## Exercise
Each record must be reproduced exactly as it is shown.
[start Entries]
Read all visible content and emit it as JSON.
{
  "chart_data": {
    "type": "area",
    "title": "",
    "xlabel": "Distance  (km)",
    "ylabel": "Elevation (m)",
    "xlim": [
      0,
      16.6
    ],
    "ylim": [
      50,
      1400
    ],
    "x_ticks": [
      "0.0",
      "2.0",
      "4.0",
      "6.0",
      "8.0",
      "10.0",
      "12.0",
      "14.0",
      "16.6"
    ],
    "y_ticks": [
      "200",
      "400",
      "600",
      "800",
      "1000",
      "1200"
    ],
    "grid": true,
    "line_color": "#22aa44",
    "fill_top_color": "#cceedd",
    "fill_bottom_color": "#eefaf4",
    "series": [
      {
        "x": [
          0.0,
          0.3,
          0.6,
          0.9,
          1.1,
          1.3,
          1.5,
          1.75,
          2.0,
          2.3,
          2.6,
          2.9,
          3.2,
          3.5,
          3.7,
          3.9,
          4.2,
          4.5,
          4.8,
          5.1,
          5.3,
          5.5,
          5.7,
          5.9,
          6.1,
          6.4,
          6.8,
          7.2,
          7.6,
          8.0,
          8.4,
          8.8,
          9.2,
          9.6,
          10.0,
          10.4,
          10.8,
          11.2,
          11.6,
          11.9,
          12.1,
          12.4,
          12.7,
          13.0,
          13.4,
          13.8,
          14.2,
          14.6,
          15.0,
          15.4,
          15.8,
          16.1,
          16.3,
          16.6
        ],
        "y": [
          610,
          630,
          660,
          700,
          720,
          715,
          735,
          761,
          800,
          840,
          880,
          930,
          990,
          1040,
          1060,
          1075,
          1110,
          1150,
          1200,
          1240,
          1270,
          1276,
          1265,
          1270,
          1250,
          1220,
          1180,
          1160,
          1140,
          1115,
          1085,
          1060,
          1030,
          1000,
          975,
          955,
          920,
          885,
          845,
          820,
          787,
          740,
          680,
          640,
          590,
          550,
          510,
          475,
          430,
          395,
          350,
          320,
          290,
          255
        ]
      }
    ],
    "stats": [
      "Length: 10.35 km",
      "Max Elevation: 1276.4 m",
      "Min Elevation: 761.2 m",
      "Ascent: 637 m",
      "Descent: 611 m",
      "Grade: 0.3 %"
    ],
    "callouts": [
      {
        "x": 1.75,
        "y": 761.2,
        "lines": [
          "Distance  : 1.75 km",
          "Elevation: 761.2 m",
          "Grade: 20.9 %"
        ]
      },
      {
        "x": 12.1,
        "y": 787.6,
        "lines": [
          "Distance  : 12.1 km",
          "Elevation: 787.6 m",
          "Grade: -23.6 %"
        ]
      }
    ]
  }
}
[end Entries]
## Response for this exercise
Read all visible content and emit it as JSON.
{
  "chart_data": {
    "type": "area",
    "title": "",
    "xlabel": "Distance  (km)",
    "ylabel": "Elevation (m)",
    "xlim": [
      0,
      16.6
    ],
    "ylim": [
      50,
      1400
    ],
    "x_ticks": [
      "0.0",
      "2.0",
      "4.0",
      "6.0",
      "8.0",
      "10.0",
      "12.0",
      "14.0",
      "16.6"
    ],
    "y_ticks": [
      "200",
      "400",
      "600",
      "800",
      "1000",
      "1200"
    ],
    "grid": true,
    "line_color": "#22aa44",
    "fill_top_color": "#cceedd",
    "fill_bottom_color": "#eefaf4",
    "series": [
      {
        "x": [
          0.0,
          0.3,
          0.6,
          0.9,
          1.1,
          1.3,
          1.5,
          1.75,
          2.0,
          2.3,
          2.6,
          2.9,
          3.2,
          3.5,
          3.7,
          3.9,
          4.2,
          4.5,
          4.8,
          5.1,
          5.3,
          5.5,
          5.7,
          5.9,
          6.1,
          6.4,
          6.8,
          7.2,
          7.6,
          8.0,
          8.4,
          8.8,
          9.2,
          9.6,
          10.0,
          10.4,
          10.8,
          11.2,
          11.6,
          11.9,
          12.1,
          12.4,
          12.7,
          13.0,
          13.4,
          13.8,
          14.2,
          14.6,
          15.0,
          15.4,
          15.8,
          16.1,
          16.3,
          16.6
        ],
        "y": [
          610,
          630,
          660,
          700,
          720,
          715,
          735,
          761,
          800,
          840,
          880,
          930,
          990,
          1040,
          1060,
          1075,
          1110,
          1150,
          1200,
          1240,
          1270,
          1276,
          1265,
          1270,
          1250,
          1220,
          1180,
          1160,
          1140,
          1115,
          1085,
          1060,
          1030,
          1000,
          975,
          955,
          920,
          885,
          845,
          820,
          787,
          740,
          680,
          640,
          590,
          550,
          510,
          475,
          430,
          395,
          350,
          320,
          290,
          255
        ]
      }
    ],
    "stats": [
      "Length: 10.35 km",
      "Max Elevation: 1276.4 m",
      "Min Elevation: 761.2 m",
      "Ascent: 637 m",
      "Descent: 611 m",
      "Grade: 0.3 %"
    ],
    "callouts": [
      {
        "x": 1.75,
        "y": 761.2,
        "lines": [
          "Distance  : 1.75 km",
          "Elevation: 761.2 m",
          "Grade: 20.9 %"
        ]
      },
      {
        "x": 12.1,
        "y": 787.6,
        "lines": [
          "Distance  : 12.1 km",
          "Elevation: 787.6 m",
          "Grade: -23.6 %"
        ]
      }
    ]
  }
}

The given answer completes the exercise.